SUPPLIED DATA:

--- begin ---

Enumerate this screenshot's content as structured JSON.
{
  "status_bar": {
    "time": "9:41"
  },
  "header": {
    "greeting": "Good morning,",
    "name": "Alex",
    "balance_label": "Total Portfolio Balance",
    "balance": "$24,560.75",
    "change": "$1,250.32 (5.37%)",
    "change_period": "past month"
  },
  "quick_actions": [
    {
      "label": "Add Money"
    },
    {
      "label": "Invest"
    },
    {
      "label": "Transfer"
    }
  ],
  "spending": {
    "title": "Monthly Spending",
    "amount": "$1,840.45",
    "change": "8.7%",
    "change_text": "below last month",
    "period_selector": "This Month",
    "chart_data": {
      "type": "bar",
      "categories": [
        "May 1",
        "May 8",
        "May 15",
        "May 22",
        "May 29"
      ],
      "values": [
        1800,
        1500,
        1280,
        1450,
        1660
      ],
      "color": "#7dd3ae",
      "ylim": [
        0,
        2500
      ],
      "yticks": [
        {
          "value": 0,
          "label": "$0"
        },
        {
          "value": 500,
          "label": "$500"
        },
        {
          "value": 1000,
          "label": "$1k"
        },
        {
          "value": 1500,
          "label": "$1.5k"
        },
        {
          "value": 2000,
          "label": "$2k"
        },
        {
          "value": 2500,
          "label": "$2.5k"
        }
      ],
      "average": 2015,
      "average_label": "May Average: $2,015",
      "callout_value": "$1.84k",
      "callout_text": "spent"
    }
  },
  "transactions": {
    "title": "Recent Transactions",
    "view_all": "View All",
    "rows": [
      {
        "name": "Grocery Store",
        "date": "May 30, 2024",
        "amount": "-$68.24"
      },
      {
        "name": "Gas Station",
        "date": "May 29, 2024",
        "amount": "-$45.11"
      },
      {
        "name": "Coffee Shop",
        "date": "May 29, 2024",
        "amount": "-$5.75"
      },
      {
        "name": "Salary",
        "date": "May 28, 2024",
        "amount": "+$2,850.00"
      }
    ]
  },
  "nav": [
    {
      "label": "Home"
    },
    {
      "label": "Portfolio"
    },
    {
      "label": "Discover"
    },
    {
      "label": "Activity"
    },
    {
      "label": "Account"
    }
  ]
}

--- end ---

WHAT IS ASKED:
Your task is to print all of the records exactly.

THE RESULT:
Enumerate this screenshot's content as structured JSON.
{
  "status_bar": {
    "time": "9:41"
  },
  "header": {
    "greeting": "Good morning,",
    "name": "Alex",
    "balance_label": "Total Portfolio Balance",
    "balance": "$24,560.75",
    "change": "$1,250.32 (5.37%)",
    "change_period": "past month"
  },
  "quick_actions": [
    {
      "label": "Add Money"
    },
    {
      "label": "Invest"
    },
    {
      "label": "Transfer"
    }
  ],
  "spending": {
    "title": "Monthly Spending",
    "amount": "$1,840.45",
    "change": "8.7%",
    "change_text": "below last month",
    "period_selector": "This Month",
    "chart_data": {
      "type": "bar",
      "categories": [
        "May 1",
        "May 8",
        "May 15",
        "May 22",
        "May 29"
      ],
      "values": [
        1800,
        1500,
        1280,
        1450,
        1660
      ],
      "color": "#7dd3ae",
      "ylim": [
        0,
        2500
      ],
      "yticks": [
        {
          "value": 0,
          "label": "$0"
        },
        {
          "value": 500,
          "label": "$500"
        },
        {
          "value": 1000,
          "label": "$1k"
        },
        {
          "value": 1500,
          "label": "$1.5k"
        },
        {
          "value": 2000,
          "label": "$2k"
        },
        {
          "value": 2500,
          "label": "$2.5k"
        }
      ],
      "average": 2015,
      "average_label": "May Average: $2,015",
      "callout_value": "$1.84k",
      "callout_text": "spent"
    }
  },
  "transactions": {
    "title": "Recent Transactions",
    "view_all": "View All",
    "rows": [
      {
        "name": "Grocery Store",
        "date": "May 30, 2024",
        "amount": "-$68.24"
      },
      {
        "name": "Gas Station",
        "date": "May 29, 2024",
        "amount": "-$45.11"
      },
      {
        "name": "Coffee Shop",
        "date": "May 29, 2024",
        "amount": "-$5.75"
      },
      {
        "name": "Salary",
        "date": "May 28, 2024",
        "amount": "+$2,850.00"
      }
    ]
  },
  "nav": [
    {
      "label": "Home"
    },
    {
      "label": "Portfolio"
    },
    {
      "label": "Discover"
    },
    {
      "label": "Activity"
    },
    {
      "label": "Account"
    }
  ]
}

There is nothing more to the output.